◆ Problem details ◆
The records below must be duplicated exactly, character for character.

(Rows from a dataset)
• • • •

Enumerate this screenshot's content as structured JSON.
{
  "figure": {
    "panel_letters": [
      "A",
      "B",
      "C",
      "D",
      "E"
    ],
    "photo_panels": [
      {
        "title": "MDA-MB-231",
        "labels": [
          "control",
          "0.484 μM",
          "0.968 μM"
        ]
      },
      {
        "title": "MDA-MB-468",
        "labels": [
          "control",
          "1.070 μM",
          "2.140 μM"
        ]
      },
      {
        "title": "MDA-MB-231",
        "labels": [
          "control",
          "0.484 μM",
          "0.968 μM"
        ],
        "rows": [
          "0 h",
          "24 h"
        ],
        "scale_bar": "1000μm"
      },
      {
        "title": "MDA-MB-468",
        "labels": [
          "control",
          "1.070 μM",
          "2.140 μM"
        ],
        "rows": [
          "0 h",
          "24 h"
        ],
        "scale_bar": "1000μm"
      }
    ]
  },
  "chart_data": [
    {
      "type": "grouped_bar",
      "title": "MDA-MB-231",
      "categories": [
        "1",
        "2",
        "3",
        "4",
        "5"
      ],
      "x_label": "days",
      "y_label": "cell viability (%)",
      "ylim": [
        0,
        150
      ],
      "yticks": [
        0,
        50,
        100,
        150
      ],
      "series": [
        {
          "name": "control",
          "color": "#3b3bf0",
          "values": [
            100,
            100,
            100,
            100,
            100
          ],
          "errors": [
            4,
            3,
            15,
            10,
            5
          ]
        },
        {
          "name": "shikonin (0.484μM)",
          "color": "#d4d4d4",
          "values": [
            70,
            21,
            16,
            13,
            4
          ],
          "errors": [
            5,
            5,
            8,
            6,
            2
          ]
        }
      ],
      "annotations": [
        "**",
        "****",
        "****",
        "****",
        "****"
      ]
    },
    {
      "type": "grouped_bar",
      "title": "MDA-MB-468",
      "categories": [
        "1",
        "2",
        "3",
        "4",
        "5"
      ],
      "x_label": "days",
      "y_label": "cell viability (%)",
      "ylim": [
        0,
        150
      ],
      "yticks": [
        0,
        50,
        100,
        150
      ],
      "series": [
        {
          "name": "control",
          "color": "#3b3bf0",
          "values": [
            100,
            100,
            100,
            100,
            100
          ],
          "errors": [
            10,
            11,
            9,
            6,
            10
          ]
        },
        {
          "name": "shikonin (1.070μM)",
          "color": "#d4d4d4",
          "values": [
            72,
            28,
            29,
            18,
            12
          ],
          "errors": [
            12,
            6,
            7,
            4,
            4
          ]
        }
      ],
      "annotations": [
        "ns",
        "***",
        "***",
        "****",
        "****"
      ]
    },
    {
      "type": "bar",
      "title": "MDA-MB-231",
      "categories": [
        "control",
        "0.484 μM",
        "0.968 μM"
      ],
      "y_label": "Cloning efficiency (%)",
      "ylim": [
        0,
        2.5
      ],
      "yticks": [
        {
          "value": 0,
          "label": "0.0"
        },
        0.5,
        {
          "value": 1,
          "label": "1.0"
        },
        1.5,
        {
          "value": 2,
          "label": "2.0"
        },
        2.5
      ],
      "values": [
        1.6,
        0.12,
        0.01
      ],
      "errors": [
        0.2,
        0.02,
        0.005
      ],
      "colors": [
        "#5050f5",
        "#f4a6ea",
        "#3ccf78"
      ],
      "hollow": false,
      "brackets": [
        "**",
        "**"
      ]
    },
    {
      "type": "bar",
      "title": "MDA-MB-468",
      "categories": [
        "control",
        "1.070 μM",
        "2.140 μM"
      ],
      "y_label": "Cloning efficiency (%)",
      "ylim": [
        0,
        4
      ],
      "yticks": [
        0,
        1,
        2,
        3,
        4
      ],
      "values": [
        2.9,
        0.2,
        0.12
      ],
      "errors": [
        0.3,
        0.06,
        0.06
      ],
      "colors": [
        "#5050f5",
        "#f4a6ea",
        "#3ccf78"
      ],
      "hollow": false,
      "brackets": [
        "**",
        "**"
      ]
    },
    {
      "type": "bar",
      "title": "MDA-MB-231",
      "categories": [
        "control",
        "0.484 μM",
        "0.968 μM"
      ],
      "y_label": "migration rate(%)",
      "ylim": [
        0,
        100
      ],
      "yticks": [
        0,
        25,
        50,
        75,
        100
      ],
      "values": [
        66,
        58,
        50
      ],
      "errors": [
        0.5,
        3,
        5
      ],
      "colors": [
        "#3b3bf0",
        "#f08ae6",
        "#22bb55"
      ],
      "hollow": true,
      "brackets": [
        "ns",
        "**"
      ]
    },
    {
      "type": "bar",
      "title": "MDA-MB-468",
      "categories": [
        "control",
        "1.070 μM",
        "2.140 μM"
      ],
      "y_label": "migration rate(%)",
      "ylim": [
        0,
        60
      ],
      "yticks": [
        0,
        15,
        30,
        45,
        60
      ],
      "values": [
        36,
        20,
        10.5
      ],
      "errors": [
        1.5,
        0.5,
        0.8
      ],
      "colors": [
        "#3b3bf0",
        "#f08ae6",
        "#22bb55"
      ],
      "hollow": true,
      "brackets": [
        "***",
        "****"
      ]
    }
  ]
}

• • • •

◆ Correct output ◆
Enumerate this screenshot's content as structured JSON.
{
  "figure": {
    "panel_letters": [
      "A",
      "B",
      "C",
      "D",
      "E"
    ],
    "photo_panels": [
      {
        "title": "MDA-MB-231",
        "labels": [
          "control",
          "0.484 μM",
          "0.968 μM"
        ]
      },
      {
        "title": "MDA-MB-468",
        "labels": [
          "control",
          "1.070 μM",
          "2.140 μM"
        ]
      },
      {
        "title": "MDA-MB-231",
        "labels": [
          "control",
          "0.484 μM",
          "0.968 μM"
        ],
        "rows": [
          "0 h",
          "24 h"
        ],
        "scale_bar": "1000μm"
      },
      {
        "title": "MDA-MB-468",
        "labels": [
          "control",
          "1.070 μM",
          "2.140 μM"
        ],
        "rows": [
          "0 h",
          "24 h"
        ],
        "scale_bar": "1000μm"
      }
    ]
  },
  "chart_data": [
    {
      "type": "grouped_bar",
      "title": "MDA-MB-231",
      "categories": [
        "1",
        "2",
        "3",
        "4",
        "5"
      ],
      "x_label": "days",
      "y_label": "cell viability (%)",
      "ylim": [
        0,
        150
      ],
      "yticks": [
        0,
        50,
        100,
        150
      ],
      "series": [
        {
          "name": "control",
          "color": "#3b3bf0",
          "values": [
            100,
            100,
            100,
            100,
            100
          ],
          "errors": [
            4,
            3,
            15,
            10,
            5
          ]
        },
        {
          "name": "shikonin (0.484μM)",
          "color": "#d4d4d4",
          "values": [
            70,
            21,
            16,
            13,
            4
          ],
          "errors": [
            5,
            5,
            8,
            6,
            2
          ]
        }
      ],
      "annotations": [
        "**",
        "****",
        "****",
        "****",
        "****"
      ]
    },
    {
      "type": "grouped_bar",
      "title": "MDA-MB-468",
      "categories": [
        "1",
        "2",
        "3",
        "4",
        "5"
      ],
      "x_label": "days",
      "y_label": "cell viability (%)",
      "ylim": [
        0,
        150
      ],
      "yticks": [
        0,
        50,
        100,
        150
      ],
      "series": [
        {
          "name": "control",
          "color": "#3b3bf0",
          "values": [
            100,
            100,
            100,
            100,
            100
          ],
          "errors": [
            10,
            11,
            9,
            6,
            10
          ]
        },
        {
          "name": "shikonin (1.070μM)",
          "color": "#d4d4d4",
          "values": [
            72,
            28,
            29,
            18,
            12
          ],
          "errors": [
            12,
            6,
            7,
            4,
            4
          ]
        }
      ],
      "annotations": [
        "ns",
        "***",
        "***",
        "****",
        "****"
      ]
    },
    {
      "type": "bar",
      "title": "MDA-MB-231",
      "categories": [
        "control",
        "0.484 μM",
        "0.968 μM"
      ],
      "y_label": "Cloning efficiency (%)",
      "ylim": [
        0,
        2.5
      ],
      "yticks": [
        {
          "value": 0,
          "label": "0.0"
        },
        0.5,
        {
          "value": 1,
          "label": "1.0"
        },
        1.5,
        {
          "value": 2,
          "label": "2.0"
        },
        2.5
      ],
      "values": [
        1.6,
        0.12,
        0.01
      ],
      "errors": [
        0.2,
        0.02,
        0.005
      ],
      "colors": [
        "#5050f5",
        "#f4a6ea",
        "#3ccf78"
      ],
      "hollow": false,
      "brackets": [
        "**",
        "**"
      ]
    },
    {
      "type": "bar",
      "title": "MDA-MB-468",
      "categories": [
        "control",
        "1.070 μM",
        "2.140 μM"
      ],
      "y_label": "Cloning efficiency (%)",
      "ylim": [
        0,
        4
      ],
      "yticks": [
        0,
        1,
        2,
        3,
        4
      ],
      "values": [
        2.9,
        0.2,
        0.12
      ],
      "errors": [
        0.3,
        0.06,
        0.06
      ],
      "colors": [
        "#5050f5",
        "#f4a6ea",
        "#3ccf78"
      ],
      "hollow": false,
      "brackets": [
        "**",
        "**"
      ]
    },
    {
      "type": "bar",
      "title": "MDA-MB-231",
      "categories": [
        "control",
        "0.484 μM",
        "0.968 μM"
      ],
      "y_label": "migration rate(%)",
      "ylim": [
        0,
        100
      ],
      "yticks": [
        0,
        25,
        50,
        75,
        100
      ],
      "values": [
        66,
        58,
        50
      ],
      "errors": [
        0.5,
        3,
        5
      ],
      "colors": [
        "#3b3bf0",
        "#f08ae6",
        "#22bb55"
      ],
      "hollow": true,
      "brackets": [
        "ns",
        "**"
      ]
    },
    {
      "type": "bar",
      "title": "MDA-MB-468",
      "categories": [
        "control",
        "1.070 μM",
        "2.140 μM"
      ],
      "y_label": "migration rate(%)",
      "ylim": [
        0,
        60
      ],
      "yticks": [
        0,
        15,
        30,
        45,
        60
      ],
      "values": [
        36,
        20,
        10.5
      ],
      "errors": [
        1.5,
        0.5,
        0.8
      ],
      "colors": [
        "#3b3bf0",
        "#f08ae6",
        "#22bb55"
      ],
      "hollow": true,
      "brackets": [
        "***",
        "****"
      ]
    }
  ]
}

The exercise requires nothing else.